Dataset listings of figures
• • • • • • •

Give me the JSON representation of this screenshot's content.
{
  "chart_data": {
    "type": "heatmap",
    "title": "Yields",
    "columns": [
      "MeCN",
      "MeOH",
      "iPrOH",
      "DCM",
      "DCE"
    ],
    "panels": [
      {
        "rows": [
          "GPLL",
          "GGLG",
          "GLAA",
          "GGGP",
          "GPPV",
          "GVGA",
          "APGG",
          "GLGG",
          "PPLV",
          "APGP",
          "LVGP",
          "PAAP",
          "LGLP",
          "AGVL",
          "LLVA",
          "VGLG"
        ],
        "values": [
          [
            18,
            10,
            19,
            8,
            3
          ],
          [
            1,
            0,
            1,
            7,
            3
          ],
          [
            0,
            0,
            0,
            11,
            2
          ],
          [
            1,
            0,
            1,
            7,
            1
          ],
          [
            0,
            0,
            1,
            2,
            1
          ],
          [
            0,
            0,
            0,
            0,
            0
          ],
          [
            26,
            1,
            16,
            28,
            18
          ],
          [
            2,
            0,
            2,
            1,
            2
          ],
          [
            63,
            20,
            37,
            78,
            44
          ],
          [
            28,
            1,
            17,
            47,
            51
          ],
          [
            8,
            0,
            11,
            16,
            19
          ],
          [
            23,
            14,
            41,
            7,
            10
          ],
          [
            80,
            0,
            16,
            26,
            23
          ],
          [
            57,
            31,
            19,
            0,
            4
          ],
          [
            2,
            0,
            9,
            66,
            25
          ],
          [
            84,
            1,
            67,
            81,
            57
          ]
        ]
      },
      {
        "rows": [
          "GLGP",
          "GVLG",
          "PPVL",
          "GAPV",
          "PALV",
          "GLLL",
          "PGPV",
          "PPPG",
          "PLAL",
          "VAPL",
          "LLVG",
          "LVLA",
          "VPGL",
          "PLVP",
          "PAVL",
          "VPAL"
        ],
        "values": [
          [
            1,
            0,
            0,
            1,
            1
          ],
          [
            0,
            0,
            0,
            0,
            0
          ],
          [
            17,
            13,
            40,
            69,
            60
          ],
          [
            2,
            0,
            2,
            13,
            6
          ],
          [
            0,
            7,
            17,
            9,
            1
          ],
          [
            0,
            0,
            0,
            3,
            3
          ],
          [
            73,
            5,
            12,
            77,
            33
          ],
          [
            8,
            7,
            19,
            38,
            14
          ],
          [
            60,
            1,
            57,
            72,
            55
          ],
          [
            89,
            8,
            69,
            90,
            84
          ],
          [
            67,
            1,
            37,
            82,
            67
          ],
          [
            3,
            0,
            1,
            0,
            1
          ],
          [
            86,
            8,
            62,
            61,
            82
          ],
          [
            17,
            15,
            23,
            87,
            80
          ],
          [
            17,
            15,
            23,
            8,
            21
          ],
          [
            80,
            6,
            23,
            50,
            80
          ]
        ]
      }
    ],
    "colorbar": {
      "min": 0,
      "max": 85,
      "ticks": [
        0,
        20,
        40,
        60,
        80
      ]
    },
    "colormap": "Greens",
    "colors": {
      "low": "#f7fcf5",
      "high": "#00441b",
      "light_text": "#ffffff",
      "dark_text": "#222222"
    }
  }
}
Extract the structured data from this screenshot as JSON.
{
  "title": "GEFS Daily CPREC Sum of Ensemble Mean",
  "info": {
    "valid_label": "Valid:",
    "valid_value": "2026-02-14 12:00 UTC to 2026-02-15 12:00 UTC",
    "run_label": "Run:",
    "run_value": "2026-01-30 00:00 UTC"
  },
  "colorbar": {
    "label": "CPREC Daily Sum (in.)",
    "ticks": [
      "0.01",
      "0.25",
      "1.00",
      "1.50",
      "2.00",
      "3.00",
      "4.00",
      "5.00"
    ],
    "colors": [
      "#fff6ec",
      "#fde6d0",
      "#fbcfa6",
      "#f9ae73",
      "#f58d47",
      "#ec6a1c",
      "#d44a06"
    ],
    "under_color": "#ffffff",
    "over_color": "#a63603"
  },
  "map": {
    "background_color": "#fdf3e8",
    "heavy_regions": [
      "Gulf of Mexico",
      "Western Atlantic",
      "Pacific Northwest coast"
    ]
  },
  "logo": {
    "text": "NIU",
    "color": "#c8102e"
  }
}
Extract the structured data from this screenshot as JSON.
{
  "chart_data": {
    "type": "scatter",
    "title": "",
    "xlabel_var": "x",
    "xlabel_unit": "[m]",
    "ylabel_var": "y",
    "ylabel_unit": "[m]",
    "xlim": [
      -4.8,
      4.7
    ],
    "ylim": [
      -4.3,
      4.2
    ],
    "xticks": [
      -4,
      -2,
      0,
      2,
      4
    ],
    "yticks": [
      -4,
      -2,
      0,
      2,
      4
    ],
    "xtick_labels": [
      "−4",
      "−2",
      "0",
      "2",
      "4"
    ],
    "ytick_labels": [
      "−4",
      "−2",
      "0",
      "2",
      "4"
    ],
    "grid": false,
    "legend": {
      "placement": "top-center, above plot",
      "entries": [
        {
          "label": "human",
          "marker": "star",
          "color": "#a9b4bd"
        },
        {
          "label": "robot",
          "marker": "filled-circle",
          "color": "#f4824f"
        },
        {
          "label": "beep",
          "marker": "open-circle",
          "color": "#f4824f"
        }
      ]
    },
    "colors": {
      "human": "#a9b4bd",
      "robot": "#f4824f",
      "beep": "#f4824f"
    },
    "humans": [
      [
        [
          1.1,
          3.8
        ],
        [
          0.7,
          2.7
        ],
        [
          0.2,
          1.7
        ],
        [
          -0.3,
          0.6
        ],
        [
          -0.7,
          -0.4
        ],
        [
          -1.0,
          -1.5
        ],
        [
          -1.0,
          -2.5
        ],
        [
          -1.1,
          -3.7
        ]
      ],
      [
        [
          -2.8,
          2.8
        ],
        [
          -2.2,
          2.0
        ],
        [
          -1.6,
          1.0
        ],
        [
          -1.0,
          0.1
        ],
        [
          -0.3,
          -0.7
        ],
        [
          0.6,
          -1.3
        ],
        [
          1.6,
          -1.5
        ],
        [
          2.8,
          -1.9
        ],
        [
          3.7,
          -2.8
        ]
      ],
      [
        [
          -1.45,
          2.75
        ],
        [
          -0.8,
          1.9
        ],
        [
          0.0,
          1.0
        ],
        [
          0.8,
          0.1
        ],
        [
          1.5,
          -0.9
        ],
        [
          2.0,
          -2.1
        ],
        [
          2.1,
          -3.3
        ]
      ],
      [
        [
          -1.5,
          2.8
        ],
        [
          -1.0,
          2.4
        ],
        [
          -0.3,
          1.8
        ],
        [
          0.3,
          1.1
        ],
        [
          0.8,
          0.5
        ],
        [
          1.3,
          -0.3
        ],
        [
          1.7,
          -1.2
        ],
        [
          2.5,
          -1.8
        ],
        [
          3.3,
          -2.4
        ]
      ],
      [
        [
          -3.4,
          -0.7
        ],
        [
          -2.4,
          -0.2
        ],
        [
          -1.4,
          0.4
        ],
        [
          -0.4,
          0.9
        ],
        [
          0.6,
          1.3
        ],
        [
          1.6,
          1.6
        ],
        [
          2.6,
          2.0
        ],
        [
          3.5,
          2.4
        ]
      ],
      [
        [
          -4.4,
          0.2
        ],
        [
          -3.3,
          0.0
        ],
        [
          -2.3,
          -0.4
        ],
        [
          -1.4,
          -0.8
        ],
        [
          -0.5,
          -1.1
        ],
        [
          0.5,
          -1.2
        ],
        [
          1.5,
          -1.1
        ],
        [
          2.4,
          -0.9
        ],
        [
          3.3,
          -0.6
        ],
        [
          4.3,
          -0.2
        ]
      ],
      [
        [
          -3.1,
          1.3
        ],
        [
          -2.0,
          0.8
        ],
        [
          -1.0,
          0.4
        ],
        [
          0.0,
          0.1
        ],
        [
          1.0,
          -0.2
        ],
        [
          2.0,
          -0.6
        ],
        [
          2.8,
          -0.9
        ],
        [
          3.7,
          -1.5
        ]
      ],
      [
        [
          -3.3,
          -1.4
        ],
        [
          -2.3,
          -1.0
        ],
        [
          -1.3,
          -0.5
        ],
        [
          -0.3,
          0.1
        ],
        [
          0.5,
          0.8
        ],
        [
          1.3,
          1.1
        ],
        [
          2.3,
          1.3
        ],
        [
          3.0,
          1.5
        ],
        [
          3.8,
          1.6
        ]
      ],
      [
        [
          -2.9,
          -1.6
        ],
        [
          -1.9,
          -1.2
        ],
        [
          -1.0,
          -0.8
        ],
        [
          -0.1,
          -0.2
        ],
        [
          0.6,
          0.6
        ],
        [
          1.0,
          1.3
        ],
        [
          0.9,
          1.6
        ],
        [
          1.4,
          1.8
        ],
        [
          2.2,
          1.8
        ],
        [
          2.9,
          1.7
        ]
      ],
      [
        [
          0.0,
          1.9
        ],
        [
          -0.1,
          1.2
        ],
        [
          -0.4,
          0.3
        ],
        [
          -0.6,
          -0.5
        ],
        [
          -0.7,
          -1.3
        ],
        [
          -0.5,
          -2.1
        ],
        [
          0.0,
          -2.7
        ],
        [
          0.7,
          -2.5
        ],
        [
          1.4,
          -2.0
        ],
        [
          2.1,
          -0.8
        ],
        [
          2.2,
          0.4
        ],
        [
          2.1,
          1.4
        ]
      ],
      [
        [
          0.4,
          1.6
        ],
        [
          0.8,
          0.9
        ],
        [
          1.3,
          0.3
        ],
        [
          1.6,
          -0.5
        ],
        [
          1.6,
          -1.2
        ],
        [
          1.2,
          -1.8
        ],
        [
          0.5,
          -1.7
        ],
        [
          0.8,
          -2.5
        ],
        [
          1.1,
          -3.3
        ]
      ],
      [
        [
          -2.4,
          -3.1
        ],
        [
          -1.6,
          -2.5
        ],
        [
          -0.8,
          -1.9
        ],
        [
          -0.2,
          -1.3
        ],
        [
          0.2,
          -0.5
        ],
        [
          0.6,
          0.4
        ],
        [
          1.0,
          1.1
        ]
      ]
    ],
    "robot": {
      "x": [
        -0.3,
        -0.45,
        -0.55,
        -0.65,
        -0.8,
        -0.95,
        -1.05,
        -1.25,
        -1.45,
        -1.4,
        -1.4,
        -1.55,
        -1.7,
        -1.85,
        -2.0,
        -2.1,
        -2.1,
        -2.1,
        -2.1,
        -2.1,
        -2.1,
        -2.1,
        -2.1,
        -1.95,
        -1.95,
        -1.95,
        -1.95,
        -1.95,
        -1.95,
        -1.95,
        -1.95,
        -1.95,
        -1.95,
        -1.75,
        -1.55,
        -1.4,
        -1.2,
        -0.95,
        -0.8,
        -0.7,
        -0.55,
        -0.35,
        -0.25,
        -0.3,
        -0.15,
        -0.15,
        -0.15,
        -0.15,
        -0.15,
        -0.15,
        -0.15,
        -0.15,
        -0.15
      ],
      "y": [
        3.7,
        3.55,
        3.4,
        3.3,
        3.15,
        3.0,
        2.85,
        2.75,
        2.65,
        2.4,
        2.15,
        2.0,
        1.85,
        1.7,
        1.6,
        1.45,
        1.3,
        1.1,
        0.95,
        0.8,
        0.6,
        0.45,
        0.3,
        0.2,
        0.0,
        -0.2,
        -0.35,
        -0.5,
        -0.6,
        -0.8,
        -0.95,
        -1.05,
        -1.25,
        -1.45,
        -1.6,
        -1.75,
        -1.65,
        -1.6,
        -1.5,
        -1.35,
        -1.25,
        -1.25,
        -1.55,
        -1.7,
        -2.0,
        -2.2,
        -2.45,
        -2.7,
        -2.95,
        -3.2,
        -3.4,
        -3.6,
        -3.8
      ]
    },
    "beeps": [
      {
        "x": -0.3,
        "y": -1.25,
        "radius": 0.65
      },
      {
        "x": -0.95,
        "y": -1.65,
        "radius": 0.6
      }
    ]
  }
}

• • • • • • •

Task to complete:
Copy out every line of the material above that mentions the word "marker".

Full response:
          "marker": "star",
          "marker": "filled-circle",
          "marker": "open-circle",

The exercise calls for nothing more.